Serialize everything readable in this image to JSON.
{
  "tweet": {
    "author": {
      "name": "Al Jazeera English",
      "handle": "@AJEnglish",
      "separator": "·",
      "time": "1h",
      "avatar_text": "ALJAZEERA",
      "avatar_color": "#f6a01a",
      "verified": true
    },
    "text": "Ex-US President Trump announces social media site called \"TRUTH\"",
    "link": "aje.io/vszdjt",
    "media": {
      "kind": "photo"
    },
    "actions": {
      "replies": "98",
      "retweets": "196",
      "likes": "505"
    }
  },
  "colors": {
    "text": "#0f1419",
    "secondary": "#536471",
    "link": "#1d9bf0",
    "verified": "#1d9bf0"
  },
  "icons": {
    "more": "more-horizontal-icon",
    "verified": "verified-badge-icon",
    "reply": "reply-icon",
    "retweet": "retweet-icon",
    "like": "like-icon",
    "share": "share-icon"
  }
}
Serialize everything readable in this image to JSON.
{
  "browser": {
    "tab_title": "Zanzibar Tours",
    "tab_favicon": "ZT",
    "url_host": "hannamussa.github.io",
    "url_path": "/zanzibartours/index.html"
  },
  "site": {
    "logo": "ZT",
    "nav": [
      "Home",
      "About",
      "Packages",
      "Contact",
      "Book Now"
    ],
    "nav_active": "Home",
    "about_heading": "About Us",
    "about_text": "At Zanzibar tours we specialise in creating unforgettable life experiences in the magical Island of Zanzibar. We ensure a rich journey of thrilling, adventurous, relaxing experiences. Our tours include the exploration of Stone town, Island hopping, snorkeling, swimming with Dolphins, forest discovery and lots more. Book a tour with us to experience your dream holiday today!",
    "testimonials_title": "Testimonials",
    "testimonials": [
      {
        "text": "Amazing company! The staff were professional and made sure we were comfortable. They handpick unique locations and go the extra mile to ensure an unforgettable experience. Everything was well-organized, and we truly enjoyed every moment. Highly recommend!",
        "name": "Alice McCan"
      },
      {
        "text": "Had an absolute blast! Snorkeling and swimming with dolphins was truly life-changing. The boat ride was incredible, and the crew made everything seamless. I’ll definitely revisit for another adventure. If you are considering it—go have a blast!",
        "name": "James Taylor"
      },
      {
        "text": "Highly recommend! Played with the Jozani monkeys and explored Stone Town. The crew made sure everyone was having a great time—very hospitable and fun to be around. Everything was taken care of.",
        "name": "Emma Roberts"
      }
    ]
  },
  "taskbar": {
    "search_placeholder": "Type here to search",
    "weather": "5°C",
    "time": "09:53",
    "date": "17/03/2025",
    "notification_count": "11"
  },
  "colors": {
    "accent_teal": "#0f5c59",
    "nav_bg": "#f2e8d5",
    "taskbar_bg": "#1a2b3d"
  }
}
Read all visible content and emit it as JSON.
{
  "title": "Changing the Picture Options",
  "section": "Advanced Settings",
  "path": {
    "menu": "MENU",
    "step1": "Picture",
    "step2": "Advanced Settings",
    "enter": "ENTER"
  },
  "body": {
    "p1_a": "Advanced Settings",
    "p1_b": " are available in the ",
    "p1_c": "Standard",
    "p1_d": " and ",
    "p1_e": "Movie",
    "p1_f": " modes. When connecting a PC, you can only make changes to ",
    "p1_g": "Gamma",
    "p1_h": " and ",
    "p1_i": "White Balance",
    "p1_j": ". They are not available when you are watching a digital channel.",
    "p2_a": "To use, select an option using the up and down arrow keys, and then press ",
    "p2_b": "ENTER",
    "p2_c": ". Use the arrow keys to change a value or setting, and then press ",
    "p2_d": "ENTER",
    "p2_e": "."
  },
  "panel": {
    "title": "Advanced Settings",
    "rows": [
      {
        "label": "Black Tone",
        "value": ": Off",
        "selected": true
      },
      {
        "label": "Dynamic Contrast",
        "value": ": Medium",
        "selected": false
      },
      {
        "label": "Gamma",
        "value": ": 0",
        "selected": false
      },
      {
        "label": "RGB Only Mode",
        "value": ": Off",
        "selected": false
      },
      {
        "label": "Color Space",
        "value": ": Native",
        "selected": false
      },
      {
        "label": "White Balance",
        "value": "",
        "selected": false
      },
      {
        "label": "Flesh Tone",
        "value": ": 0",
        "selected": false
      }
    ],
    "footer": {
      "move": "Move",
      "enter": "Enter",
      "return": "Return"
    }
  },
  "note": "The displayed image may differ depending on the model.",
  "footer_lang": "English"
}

-------------------------

Your goal
Print the records above in full, exactly.

Expected answer
Serialize everything readable in this image to JSON.
{
  "tweet": {
    "author": {
      "name": "Al Jazeera English",
      "handle": "@AJEnglish",
      "separator": "·",
      "time": "1h",
      "avatar_text": "ALJAZEERA",
      "avatar_color": "#f6a01a",
      "verified": true
    },
    "text": "Ex-US President Trump announces social media site called \"TRUTH\"",
    "link": "aje.io/vszdjt",
    "media": {
      "kind": "photo"
    },
    "actions": {
      "replies": "98",
      "retweets": "196",
      "likes": "505"
    }
  },
  "colors": {
    "text": "#0f1419",
    "secondary": "#536471",
    "link": "#1d9bf0",
    "verified": "#1d9bf0"
  },
  "icons": {
    "more": "more-horizontal-icon",
    "verified": "verified-badge-icon",
    "reply": "reply-icon",
    "retweet": "retweet-icon",
    "like": "like-icon",
    "share": "share-icon"
  }
}
Serialize everything readable in this image to JSON.
{
  "browser": {
    "tab_title": "Zanzibar Tours",
    "tab_favicon": "ZT",
    "url_host": "hannamussa.github.io",
    "url_path": "/zanzibartours/index.html"
  },
  "site": {
    "logo": "ZT",
    "nav": [
      "Home",
      "About",
      "Packages",
      "Contact",
      "Book Now"
    ],
    "nav_active": "Home",
    "about_heading": "About Us",
    "about_text": "At Zanzibar tours we specialise in creating unforgettable life experiences in the magical Island of Zanzibar. We ensure a rich journey of thrilling, adventurous, relaxing experiences. Our tours include the exploration of Stone town, Island hopping, snorkeling, swimming with Dolphins, forest discovery and lots more. Book a tour with us to experience your dream holiday today!",
    "testimonials_title": "Testimonials",
    "testimonials": [
      {
        "text": "Amazing company! The staff were professional and made sure we were comfortable. They handpick unique locations and go the extra mile to ensure an unforgettable experience. Everything was well-organized, and we truly enjoyed every moment. Highly recommend!",
        "name": "Alice McCan"
      },
      {
        "text": "Had an absolute blast! Snorkeling and swimming with dolphins was truly life-changing. The boat ride was incredible, and the crew made everything seamless. I’ll definitely revisit for another adventure. If you are considering it—go have a blast!",
        "name": "James Taylor"
      },
      {
        "text": "Highly recommend! Played with the Jozani monkeys and explored Stone Town. The crew made sure everyone was having a great time—very hospitable and fun to be around. Everything was taken care of.",
        "name": "Emma Roberts"
      }
    ]
  },
  "taskbar": {
    "search_placeholder": "Type here to search",
    "weather": "5°C",
    "time": "09:53",
    "date": "17/03/2025",
    "notification_count": "11"
  },
  "colors": {
    "accent_teal": "#0f5c59",
    "nav_bg": "#f2e8d5",
    "taskbar_bg": "#1a2b3d"
  }
}
Read all visible content and emit it as JSON.
{
  "title": "Changing the Picture Options",
  "section": "Advanced Settings",
  "path": {
    "menu": "MENU",
    "step1": "Picture",
    "step2": "Advanced Settings",
    "enter": "ENTER"
  },
  "body": {
    "p1_a": "Advanced Settings",
    "p1_b": " are available in the ",
    "p1_c": "Standard",
    "p1_d": " and ",
    "p1_e": "Movie",
    "p1_f": " modes. When connecting a PC, you can only make changes to ",
    "p1_g": "Gamma",
    "p1_h": " and ",
    "p1_i": "White Balance",
    "p1_j": ". They are not available when you are watching a digital channel.",
    "p2_a": "To use, select an option using the up and down arrow keys, and then press ",
    "p2_b": "ENTER",
    "p2_c": ". Use the arrow keys to change a value or setting, and then press ",
    "p2_d": "ENTER",
    "p2_e": "."
  },
  "panel": {
    "title": "Advanced Settings",
    "rows": [
      {
        "label": "Black Tone",
        "value": ": Off",
        "selected": true
      },
      {
        "label": "Dynamic Contrast",
        "value": ": Medium",
        "selected": false
      },
      {
        "label": "Gamma",
        "value": ": 0",
        "selected": false
      },
      {
        "label": "RGB Only Mode",
        "value": ": Off",
        "selected": false
      },
      {
        "label": "Color Space",
        "value": ": Native",
        "selected": false
      },
      {
        "label": "White Balance",
        "value": "",
        "selected": false
      },
      {
        "label": "Flesh Tone",
        "value": ": 0",
        "selected": false
      }
    ],
    "footer": {
      "move": "Move",
      "enter": "Enter",
      "return": "Return"
    }
  },
  "note": "The displayed image may differ depending on the model.",
  "footer_lang": "English"
}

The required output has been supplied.